- [REQUIREMENTS]: Omit every picture, then give all the entries again exactly.
-- LISTED RECORDS start --
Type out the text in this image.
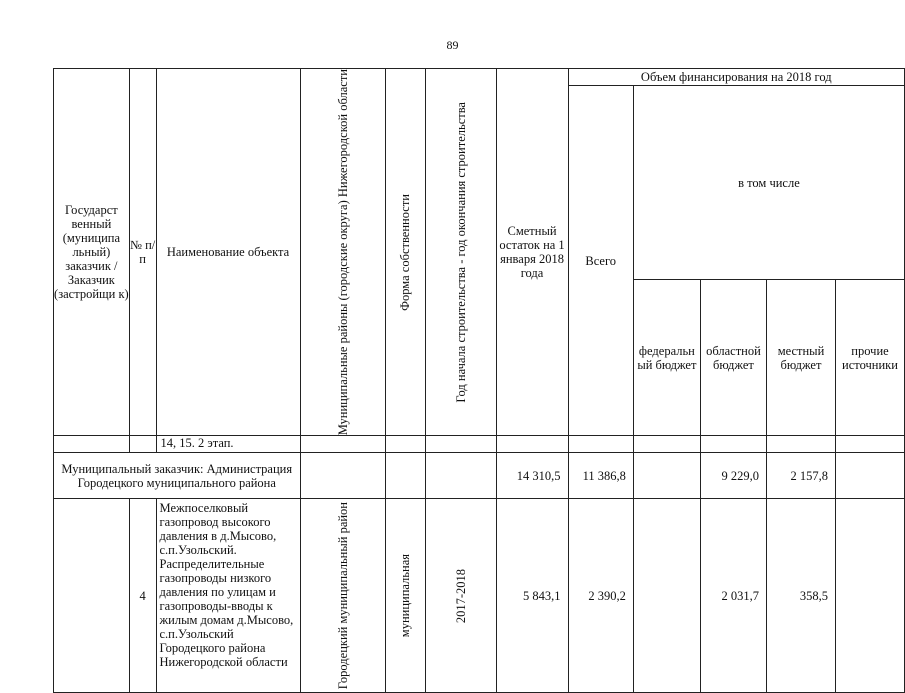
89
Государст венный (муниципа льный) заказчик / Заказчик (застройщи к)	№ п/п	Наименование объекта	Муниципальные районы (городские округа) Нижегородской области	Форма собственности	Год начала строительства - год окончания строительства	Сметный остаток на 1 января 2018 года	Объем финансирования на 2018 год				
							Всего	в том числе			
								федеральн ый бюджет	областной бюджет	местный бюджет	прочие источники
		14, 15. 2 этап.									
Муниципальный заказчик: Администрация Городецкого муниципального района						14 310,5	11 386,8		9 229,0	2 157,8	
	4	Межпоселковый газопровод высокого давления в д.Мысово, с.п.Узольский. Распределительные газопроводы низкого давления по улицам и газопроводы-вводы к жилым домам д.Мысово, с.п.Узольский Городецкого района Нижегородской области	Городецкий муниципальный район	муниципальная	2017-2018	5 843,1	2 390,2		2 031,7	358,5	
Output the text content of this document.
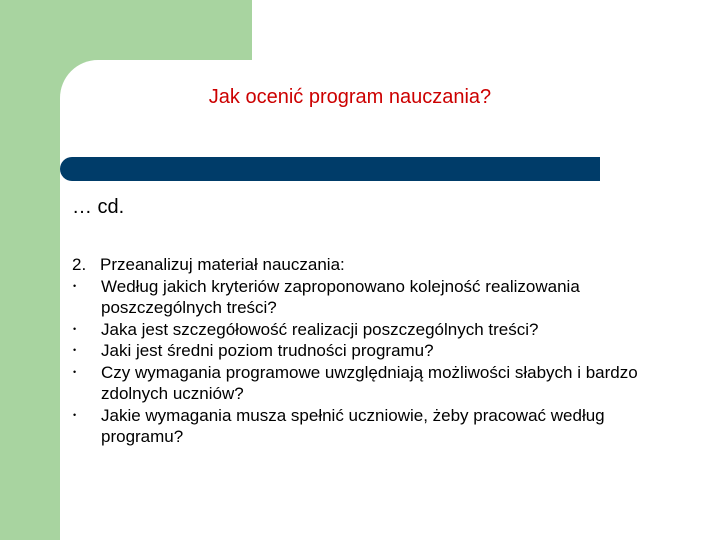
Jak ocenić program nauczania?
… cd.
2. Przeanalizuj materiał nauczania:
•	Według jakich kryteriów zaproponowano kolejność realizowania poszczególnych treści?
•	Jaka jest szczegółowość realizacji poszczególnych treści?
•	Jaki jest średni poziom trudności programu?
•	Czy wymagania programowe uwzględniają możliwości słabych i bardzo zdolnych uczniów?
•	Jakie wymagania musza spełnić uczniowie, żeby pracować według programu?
-- LISTED RECORDS end --
- [RESULT OF THIS TASK]:
Type out the text in this image.
89
Государст венный (муниципа льный) заказчик / Заказчик (застройщи к)	№ п/п	Наименование объекта	Муниципальные районы (городские округа) Нижегородской области	Форма собственности	Год начала строительства - год окончания строительства	Сметный остаток на 1 января 2018 года	Объем финансирования на 2018 год				
							Всего	в том числе			
								федеральн ый бюджет	областной бюджет	местный бюджет	прочие источники
		14, 15. 2 этап.									
Муниципальный заказчик: Администрация Городецкого муниципального района						14 310,5	11 386,8		9 229,0	2 157,8	
	4	Межпоселковый газопровод высокого давления в д.Мысово, с.п.Узольский. Распределительные газопроводы низкого давления по улицам и газопроводы-вводы к жилым домам д.Мысово, с.п.Узольский Городецкого района Нижегородской области	Городецкий муниципальный район	муниципальная	2017-2018	5 843,1	2 390,2		2 031,7	358,5	
Output the text content of this document.
Jak ocenić program nauczania?
… cd.
2. Przeanalizuj materiał nauczania:
•	Według jakich kryteriów zaproponowano kolejność realizowania poszczególnych treści?
•	Jaka jest szczegółowość realizacji poszczególnych treści?
•	Jaki jest średni poziom trudności programu?
•	Czy wymagania programowe uwzględniają możliwości słabych i bardzo zdolnych uczniów?
•	Jakie wymagania musza spełnić uczniowie, żeby pracować według programu?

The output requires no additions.